● **EXERCISE PROMPT**
Rewrite the rows from the first one through the line holding "x-tick-label: 5 [485,373,495,392]", inclusive, as a Markdown table with the columns No. and Text: number each line in No., put the line itself in Text, and leave out blank lines.

● **EXTRACTED DATA**
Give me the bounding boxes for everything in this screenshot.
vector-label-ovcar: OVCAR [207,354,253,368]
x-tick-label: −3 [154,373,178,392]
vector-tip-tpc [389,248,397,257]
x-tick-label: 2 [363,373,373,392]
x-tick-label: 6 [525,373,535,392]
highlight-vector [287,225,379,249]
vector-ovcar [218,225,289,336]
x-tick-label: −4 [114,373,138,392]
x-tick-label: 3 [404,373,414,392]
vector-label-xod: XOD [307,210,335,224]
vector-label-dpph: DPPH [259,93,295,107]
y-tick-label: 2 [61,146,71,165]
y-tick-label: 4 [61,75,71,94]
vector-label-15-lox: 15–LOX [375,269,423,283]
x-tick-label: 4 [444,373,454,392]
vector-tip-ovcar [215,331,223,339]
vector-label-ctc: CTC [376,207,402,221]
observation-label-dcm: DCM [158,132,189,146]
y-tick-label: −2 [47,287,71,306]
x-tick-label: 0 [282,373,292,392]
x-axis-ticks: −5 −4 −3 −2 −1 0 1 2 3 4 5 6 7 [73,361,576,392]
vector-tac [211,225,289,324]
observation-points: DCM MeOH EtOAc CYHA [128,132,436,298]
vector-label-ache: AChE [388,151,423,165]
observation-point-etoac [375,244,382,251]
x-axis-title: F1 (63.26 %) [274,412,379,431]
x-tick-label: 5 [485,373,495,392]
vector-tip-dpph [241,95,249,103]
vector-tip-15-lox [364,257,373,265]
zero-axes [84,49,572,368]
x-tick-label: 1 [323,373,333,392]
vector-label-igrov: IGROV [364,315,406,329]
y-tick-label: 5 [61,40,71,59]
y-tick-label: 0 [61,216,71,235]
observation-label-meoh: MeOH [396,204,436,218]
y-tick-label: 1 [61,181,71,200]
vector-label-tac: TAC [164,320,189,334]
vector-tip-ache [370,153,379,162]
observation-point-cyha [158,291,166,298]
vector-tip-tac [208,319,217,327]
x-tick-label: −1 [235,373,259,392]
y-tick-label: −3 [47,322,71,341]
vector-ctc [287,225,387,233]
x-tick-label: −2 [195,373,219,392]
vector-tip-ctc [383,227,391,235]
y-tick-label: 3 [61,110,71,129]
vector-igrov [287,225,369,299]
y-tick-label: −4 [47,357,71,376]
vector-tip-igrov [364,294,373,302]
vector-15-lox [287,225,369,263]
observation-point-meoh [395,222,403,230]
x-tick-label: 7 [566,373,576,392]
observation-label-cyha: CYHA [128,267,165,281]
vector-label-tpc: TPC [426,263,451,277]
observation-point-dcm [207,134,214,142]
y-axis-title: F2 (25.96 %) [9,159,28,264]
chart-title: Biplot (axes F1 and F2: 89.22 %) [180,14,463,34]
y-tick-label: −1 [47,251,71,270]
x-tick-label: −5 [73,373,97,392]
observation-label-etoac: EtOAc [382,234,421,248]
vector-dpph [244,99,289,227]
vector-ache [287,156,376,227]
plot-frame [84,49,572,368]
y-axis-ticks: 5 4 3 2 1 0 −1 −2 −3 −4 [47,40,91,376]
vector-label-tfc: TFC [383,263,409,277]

● **RIGHT ANSWER**
| No. | Text |
|---|---|
| 1 | Give me the bounding boxes for everything in this screenshot. |
| 2 | vector-label-ovcar: OVCAR [207,354,253,368] |
| 3 | x-tick-label: −3 [154,373,178,392] |
| 4 | vector-tip-tpc [389,248,397,257] |
| 5 | x-tick-label: 2 [363,373,373,392] |
| 6 | x-tick-label: 6 [525,373,535,392] |
| 7 | highlight-vector [287,225,379,249] |
| 8 | vector-ovcar [218,225,289,336] |
| 9 | x-tick-label: −4 [114,373,138,392] |
| 10 | x-tick-label: 3 [404,373,414,392] |
| 11 | vector-label-xod: XOD [307,210,335,224] |
| 12 | vector-label-dpph: DPPH [259,93,295,107] |
| 13 | y-tick-label: 2 [61,146,71,165] |
| 14 | y-tick-label: 4 [61,75,71,94] |
| 15 | vector-label-15-lox: 15–LOX [375,269,423,283] |
| 16 | x-tick-label: 4 [444,373,454,392] |
| 17 | vector-tip-ovcar [215,331,223,339] |
| 18 | vector-label-ctc: CTC [376,207,402,221] |
| 19 | observation-label-dcm: DCM [158,132,189,146] |
| 20 | y-tick-label: −2 [47,287,71,306] |
| 21 | x-tick-label: 0 [282,373,292,392] |
| 22 | x-axis-ticks: −5 −4 −3 −2 −1 0 1 2 3 4 5 6 7 [73,361,576,392] |
| 23 | vector-tac [211,225,289,324] |
| 24 | observation-points: DCM MeOH EtOAc CYHA [128,132,436,298] |
| 25 | vector-label-ache: AChE [388,151,423,165] |
| 26 | observation-point-etoac [375,244,382,251] |
| 27 | x-axis-title: F1 (63.26 %) [274,412,379,431] |
| 28 | x-tick-label: 5 [485,373,495,392] |